• EXERCISE REQUIREMENTS
For the copy, please give all of the data again exactly and leave the pictures out.

start

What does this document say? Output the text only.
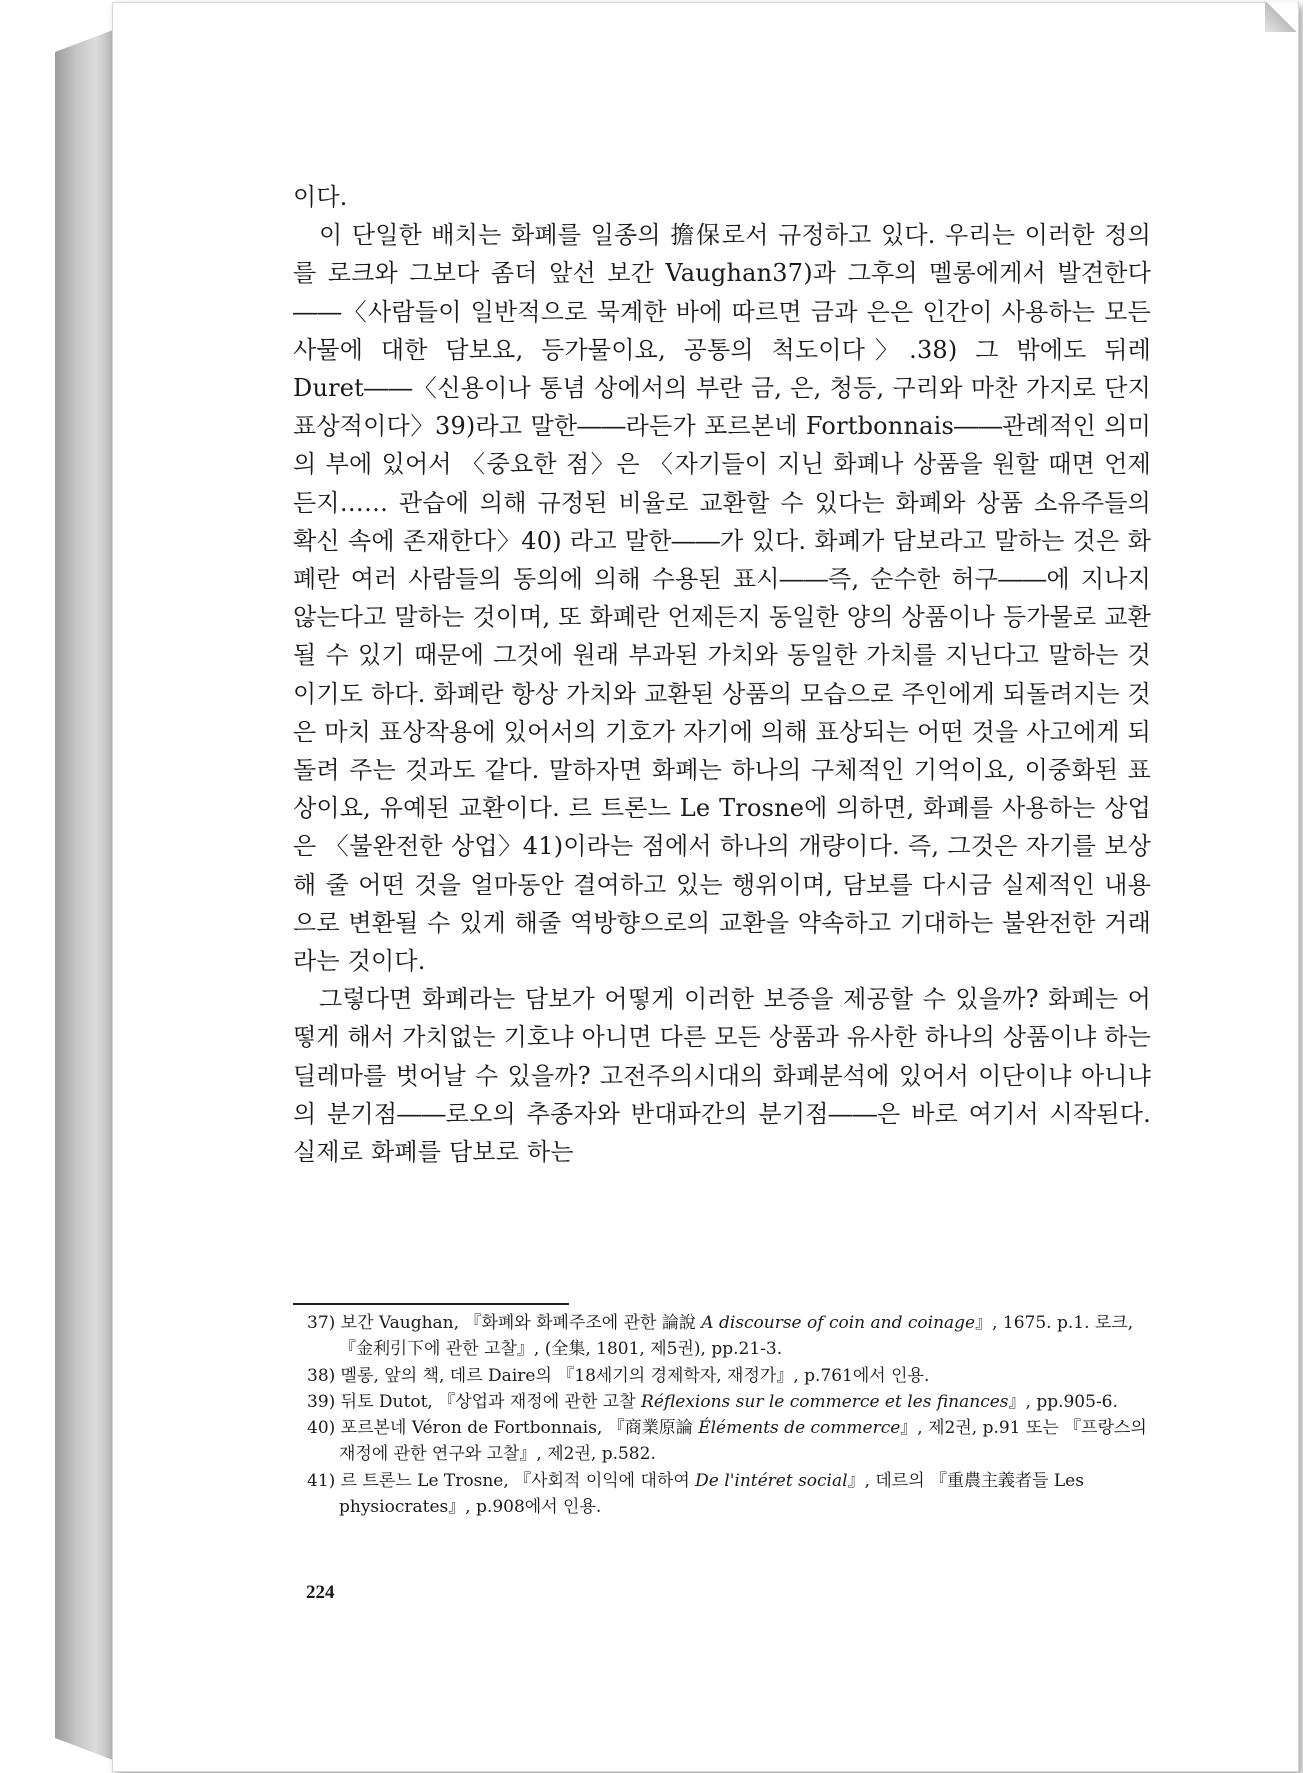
이다.

이 단일한 배치는 화폐를 일종의 擔保로서 규정하고 있다. 우리는 이러한 정의를 로크와 그보다 좀더 앞선 보간 Vaughan37)과 그후의 멜롱에게서 발견한다――〈사람들이 일반적으로 묵계한 바에 따르면 금과 은은 인간이 사용하는 모든 사물에 대한 담보요, 등가물이요, 공통의 척도이다〉.38) 그 밖에도 뒤레 Duret――〈신용이나 통념 상에서의 부란 금, 은, 청등, 구리와 마찬 가지로 단지 표상적이다〉39)라고 말한――라든가 포르본네 Fortbonnais――관례적인 의미의 부에 있어서 〈중요한 점〉은 〈자기들이 지닌 화폐나 상품을 원할 때면 언제든지…… 관습에 의해 규정된 비율로 교환할 수 있다는 화폐와 상품 소유주들의 확신 속에 존재한다〉40) 라고 말한――가 있다. 화폐가 담보라고 말하는 것은 화폐란 여러 사람들의 동의에 의해 수용된 표시――즉, 순수한 허구――에 지나지 않는다고 말하는 것이며, 또 화폐란 언제든지 동일한 양의 상품이나 등가물로 교환될 수 있기 때문에 그것에 원래 부과된 가치와 동일한 가치를 지닌다고 말하는 것이기도 하다. 화폐란 항상 가치와 교환된 상품의 모습으로 주인에게 되돌려지는 것은 마치 표상작용에 있어서의 기호가 자기에 의해 표상되는 어떤 것을 사고에게 되돌려 주는 것과도 같다. 말하자면 화폐는 하나의 구체적인 기억이요, 이중화된 표상이요, 유예된 교환이다. 르 트론느 Le Trosne에 의하면, 화폐를 사용하는 상업은 〈불완전한 상업〉41)이라는 점에서 하나의 개량이다. 즉, 그것은 자기를 보상해 줄 어떤 것을 얼마동안 결여하고 있는 행위이며, 담보를 다시금 실제적인 내용으로 변환될 수 있게 해줄 역방향으로의 교환을 약속하고 기대하는 불완전한 거래라는 것이다.

그렇다면 화폐라는 담보가 어떻게 이러한 보증을 제공할 수 있을까? 화폐는 어떻게 해서 가치없는 기호냐 아니면 다른 모든 상품과 유사한 하나의 상품이냐 하는 딜레마를 벗어날 수 있을까? 고전주의시대의 화폐분석에 있어서 이단이냐 아니냐의 분기점――로오의 추종자와 반대파간의 분기점――은 바로 여기서 시작된다. 실제로 화폐를 담보로 하는

37) 보간 Vaughan, 『화폐와 화폐주조에 관한 論說 A discourse of coin and coinage』, 1675. p.1. 로크, 『金利引下에 관한 고찰』, (全集, 1801, 제5권), pp.21-3.

38) 멜롱, 앞의 책, 데르 Daire의 『18세기의 경제학자, 재정가』, p.761에서 인용.

39) 뒤토 Dutot, 『상업과 재정에 관한 고찰 Réflexions sur le commerce et les finances』, pp.905-6.

40) 포르본네 Véron de Fortbonnais, 『商業原論 Éléments de commerce』, 제2권, p.91 또는 『프랑스의 재정에 관한 연구와 고찰』, 제2권, p.582.

41) 르 트론느 Le Trosne, 『사회적 이익에 대하여 De l'intéret social』, 데르의 『重農主義者들 Les physiocrates』, p.908에서 인용.

224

end

• FULL OUTPUT
What does this document say? Output the text only.
이다.

이 단일한 배치는 화폐를 일종의 擔保로서 규정하고 있다. 우리는 이러한 정의를 로크와 그보다 좀더 앞선 보간 Vaughan37)과 그후의 멜롱에게서 발견한다――〈사람들이 일반적으로 묵계한 바에 따르면 금과 은은 인간이 사용하는 모든 사물에 대한 담보요, 등가물이요, 공통의 척도이다〉.38) 그 밖에도 뒤레 Duret――〈신용이나 통념 상에서의 부란 금, 은, 청등, 구리와 마찬 가지로 단지 표상적이다〉39)라고 말한――라든가 포르본네 Fortbonnais――관례적인 의미의 부에 있어서 〈중요한 점〉은 〈자기들이 지닌 화폐나 상품을 원할 때면 언제든지…… 관습에 의해 규정된 비율로 교환할 수 있다는 화폐와 상품 소유주들의 확신 속에 존재한다〉40) 라고 말한――가 있다. 화폐가 담보라고 말하는 것은 화폐란 여러 사람들의 동의에 의해 수용된 표시――즉, 순수한 허구――에 지나지 않는다고 말하는 것이며, 또 화폐란 언제든지 동일한 양의 상품이나 등가물로 교환될 수 있기 때문에 그것에 원래 부과된 가치와 동일한 가치를 지닌다고 말하는 것이기도 하다. 화폐란 항상 가치와 교환된 상품의 모습으로 주인에게 되돌려지는 것은 마치 표상작용에 있어서의 기호가 자기에 의해 표상되는 어떤 것을 사고에게 되돌려 주는 것과도 같다. 말하자면 화폐는 하나의 구체적인 기억이요, 이중화된 표상이요, 유예된 교환이다. 르 트론느 Le Trosne에 의하면, 화폐를 사용하는 상업은 〈불완전한 상업〉41)이라는 점에서 하나의 개량이다. 즉, 그것은 자기를 보상해 줄 어떤 것을 얼마동안 결여하고 있는 행위이며, 담보를 다시금 실제적인 내용으로 변환될 수 있게 해줄 역방향으로의 교환을 약속하고 기대하는 불완전한 거래라는 것이다.

그렇다면 화폐라는 담보가 어떻게 이러한 보증을 제공할 수 있을까? 화폐는 어떻게 해서 가치없는 기호냐 아니면 다른 모든 상품과 유사한 하나의 상품이냐 하는 딜레마를 벗어날 수 있을까? 고전주의시대의 화폐분석에 있어서 이단이냐 아니냐의 분기점――로오의 추종자와 반대파간의 분기점――은 바로 여기서 시작된다. 실제로 화폐를 담보로 하는

37) 보간 Vaughan, 『화폐와 화폐주조에 관한 論說 A discourse of coin and coinage』, 1675. p.1. 로크, 『金利引下에 관한 고찰』, (全集, 1801, 제5권), pp.21-3.

38) 멜롱, 앞의 책, 데르 Daire의 『18세기의 경제학자, 재정가』, p.761에서 인용.

39) 뒤토 Dutot, 『상업과 재정에 관한 고찰 Réflexions sur le commerce et les finances』, pp.905-6.

40) 포르본네 Véron de Fortbonnais, 『商業原論 Éléments de commerce』, 제2권, p.91 또는 『프랑스의 재정에 관한 연구와 고찰』, 제2권, p.582.

41) 르 트론느 Le Trosne, 『사회적 이익에 대하여 De l'intéret social』, 데르의 『重農主義者들 Les physiocrates』, p.908에서 인용.

224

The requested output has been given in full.